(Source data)
───

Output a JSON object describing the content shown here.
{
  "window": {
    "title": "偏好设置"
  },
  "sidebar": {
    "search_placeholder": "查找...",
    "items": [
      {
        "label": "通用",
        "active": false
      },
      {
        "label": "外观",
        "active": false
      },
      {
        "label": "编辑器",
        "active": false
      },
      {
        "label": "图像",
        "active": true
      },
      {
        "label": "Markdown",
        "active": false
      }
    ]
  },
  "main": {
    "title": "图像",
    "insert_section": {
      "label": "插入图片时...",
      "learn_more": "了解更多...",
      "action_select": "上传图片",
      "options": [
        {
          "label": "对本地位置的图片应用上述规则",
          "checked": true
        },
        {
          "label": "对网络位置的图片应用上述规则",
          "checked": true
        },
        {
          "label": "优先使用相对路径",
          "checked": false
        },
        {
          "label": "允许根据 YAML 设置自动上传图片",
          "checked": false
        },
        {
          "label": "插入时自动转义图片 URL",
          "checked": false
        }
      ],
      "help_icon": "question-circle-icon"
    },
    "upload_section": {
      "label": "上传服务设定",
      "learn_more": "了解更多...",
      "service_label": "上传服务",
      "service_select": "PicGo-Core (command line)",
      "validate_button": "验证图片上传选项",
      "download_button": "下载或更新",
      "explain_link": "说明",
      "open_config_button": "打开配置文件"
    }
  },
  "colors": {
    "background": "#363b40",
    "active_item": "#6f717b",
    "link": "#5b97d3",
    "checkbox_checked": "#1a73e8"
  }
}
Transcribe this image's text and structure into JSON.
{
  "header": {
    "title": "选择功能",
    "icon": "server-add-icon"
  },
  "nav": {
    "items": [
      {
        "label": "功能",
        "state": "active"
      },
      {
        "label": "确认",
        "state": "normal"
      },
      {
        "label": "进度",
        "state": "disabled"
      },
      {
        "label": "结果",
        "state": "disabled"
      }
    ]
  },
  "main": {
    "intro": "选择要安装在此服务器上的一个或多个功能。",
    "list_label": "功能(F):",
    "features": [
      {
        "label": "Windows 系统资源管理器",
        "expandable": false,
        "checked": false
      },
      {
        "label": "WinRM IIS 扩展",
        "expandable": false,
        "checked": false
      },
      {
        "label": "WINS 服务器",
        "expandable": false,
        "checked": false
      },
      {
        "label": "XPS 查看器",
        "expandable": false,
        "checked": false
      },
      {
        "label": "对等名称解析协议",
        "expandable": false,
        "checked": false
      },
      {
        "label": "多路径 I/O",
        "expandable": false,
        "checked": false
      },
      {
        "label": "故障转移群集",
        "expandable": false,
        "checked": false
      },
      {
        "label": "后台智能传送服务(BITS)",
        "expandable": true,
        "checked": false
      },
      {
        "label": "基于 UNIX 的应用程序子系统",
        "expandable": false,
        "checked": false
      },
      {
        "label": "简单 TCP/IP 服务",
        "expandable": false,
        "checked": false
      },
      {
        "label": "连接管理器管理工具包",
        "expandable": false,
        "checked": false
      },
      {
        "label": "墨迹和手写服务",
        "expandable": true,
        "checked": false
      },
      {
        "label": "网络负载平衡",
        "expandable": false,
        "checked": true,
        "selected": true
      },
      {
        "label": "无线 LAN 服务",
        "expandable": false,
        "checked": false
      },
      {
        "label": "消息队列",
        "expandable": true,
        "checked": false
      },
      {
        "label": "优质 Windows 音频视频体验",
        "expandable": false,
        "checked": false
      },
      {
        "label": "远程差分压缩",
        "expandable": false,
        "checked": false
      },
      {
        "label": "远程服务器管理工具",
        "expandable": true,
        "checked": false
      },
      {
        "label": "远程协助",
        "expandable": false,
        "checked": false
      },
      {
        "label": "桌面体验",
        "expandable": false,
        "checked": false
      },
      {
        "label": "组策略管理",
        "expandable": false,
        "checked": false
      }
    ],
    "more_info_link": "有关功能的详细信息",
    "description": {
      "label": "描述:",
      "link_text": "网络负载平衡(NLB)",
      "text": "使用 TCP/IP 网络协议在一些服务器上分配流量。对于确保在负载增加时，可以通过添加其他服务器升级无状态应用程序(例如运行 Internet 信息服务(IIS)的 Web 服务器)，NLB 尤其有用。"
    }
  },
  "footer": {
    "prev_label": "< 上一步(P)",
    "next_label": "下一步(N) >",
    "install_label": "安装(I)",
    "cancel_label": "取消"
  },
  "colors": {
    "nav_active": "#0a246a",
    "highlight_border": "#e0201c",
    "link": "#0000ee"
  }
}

───

→ YOUR INSTRUCTIONS:
Write out every record shown above, word for word.

→ IN RESPONSE:
Output a JSON object describing the content shown here.
{
  "window": {
    "title": "偏好设置"
  },
  "sidebar": {
    "search_placeholder": "查找...",
    "items": [
      {
        "label": "通用",
        "active": false
      },
      {
        "label": "外观",
        "active": false
      },
      {
        "label": "编辑器",
        "active": false
      },
      {
        "label": "图像",
        "active": true
      },
      {
        "label": "Markdown",
        "active": false
      }
    ]
  },
  "main": {
    "title": "图像",
    "insert_section": {
      "label": "插入图片时...",
      "learn_more": "了解更多...",
      "action_select": "上传图片",
      "options": [
        {
          "label": "对本地位置的图片应用上述规则",
          "checked": true
        },
        {
          "label": "对网络位置的图片应用上述规则",
          "checked": true
        },
        {
          "label": "优先使用相对路径",
          "checked": false
        },
        {
          "label": "允许根据 YAML 设置自动上传图片",
          "checked": false
        },
        {
          "label": "插入时自动转义图片 URL",
          "checked": false
        }
      ],
      "help_icon": "question-circle-icon"
    },
    "upload_section": {
      "label": "上传服务设定",
      "learn_more": "了解更多...",
      "service_label": "上传服务",
      "service_select": "PicGo-Core (command line)",
      "validate_button": "验证图片上传选项",
      "download_button": "下载或更新",
      "explain_link": "说明",
      "open_config_button": "打开配置文件"
    }
  },
  "colors": {
    "background": "#363b40",
    "active_item": "#6f717b",
    "link": "#5b97d3",
    "checkbox_checked": "#1a73e8"
  }
}
Transcribe this image's text and structure into JSON.
{
  "header": {
    "title": "选择功能",
    "icon": "server-add-icon"
  },
  "nav": {
    "items": [
      {
        "label": "功能",
        "state": "active"
      },
      {
        "label": "确认",
        "state": "normal"
      },
      {
        "label": "进度",
        "state": "disabled"
      },
      {
        "label": "结果",
        "state": "disabled"
      }
    ]
  },
  "main": {
    "intro": "选择要安装在此服务器上的一个或多个功能。",
    "list_label": "功能(F):",
    "features": [
      {
        "label": "Windows 系统资源管理器",
        "expandable": false,
        "checked": false
      },
      {
        "label": "WinRM IIS 扩展",
        "expandable": false,
        "checked": false
      },
      {
        "label": "WINS 服务器",
        "expandable": false,
        "checked": false
      },
      {
        "label": "XPS 查看器",
        "expandable": false,
        "checked": false
      },
      {
        "label": "对等名称解析协议",
        "expandable": false,
        "checked": false
      },
      {
        "label": "多路径 I/O",
        "expandable": false,
        "checked": false
      },
      {
        "label": "故障转移群集",
        "expandable": false,
        "checked": false
      },
      {
        "label": "后台智能传送服务(BITS)",
        "expandable": true,
        "checked": false
      },
      {
        "label": "基于 UNIX 的应用程序子系统",
        "expandable": false,
        "checked": false
      },
      {
        "label": "简单 TCP/IP 服务",
        "expandable": false,
        "checked": false
      },
      {
        "label": "连接管理器管理工具包",
        "expandable": false,
        "checked": false
      },
      {
        "label": "墨迹和手写服务",
        "expandable": true,
        "checked": false
      },
      {
        "label": "网络负载平衡",
        "expandable": false,
        "checked": true,
        "selected": true
      },
      {
        "label": "无线 LAN 服务",
        "expandable": false,
        "checked": false
      },
      {
        "label": "消息队列",
        "expandable": true,
        "checked": false
      },
      {
        "label": "优质 Windows 音频视频体验",
        "expandable": false,
        "checked": false
      },
      {
        "label": "远程差分压缩",
        "expandable": false,
        "checked": false
      },
      {
        "label": "远程服务器管理工具",
        "expandable": true,
        "checked": false
      },
      {
        "label": "远程协助",
        "expandable": false,
        "checked": false
      },
      {
        "label": "桌面体验",
        "expandable": false,
        "checked": false
      },
      {
        "label": "组策略管理",
        "expandable": false,
        "checked": false
      }
    ],
    "more_info_link": "有关功能的详细信息",
    "description": {
      "label": "描述:",
      "link_text": "网络负载平衡(NLB)",
      "text": "使用 TCP/IP 网络协议在一些服务器上分配流量。对于确保在负载增加时，可以通过添加其他服务器升级无状态应用程序(例如运行 Internet 信息服务(IIS)的 Web 服务器)，NLB 尤其有用。"
    }
  },
  "footer": {
    "prev_label": "< 上一步(P)",
    "next_label": "下一步(N) >",
    "install_label": "安装(I)",
    "cancel_label": "取消"
  },
  "colors": {
    "nav_active": "#0a246a",
    "highlight_border": "#e0201c",
    "link": "#0000ee"
  }
}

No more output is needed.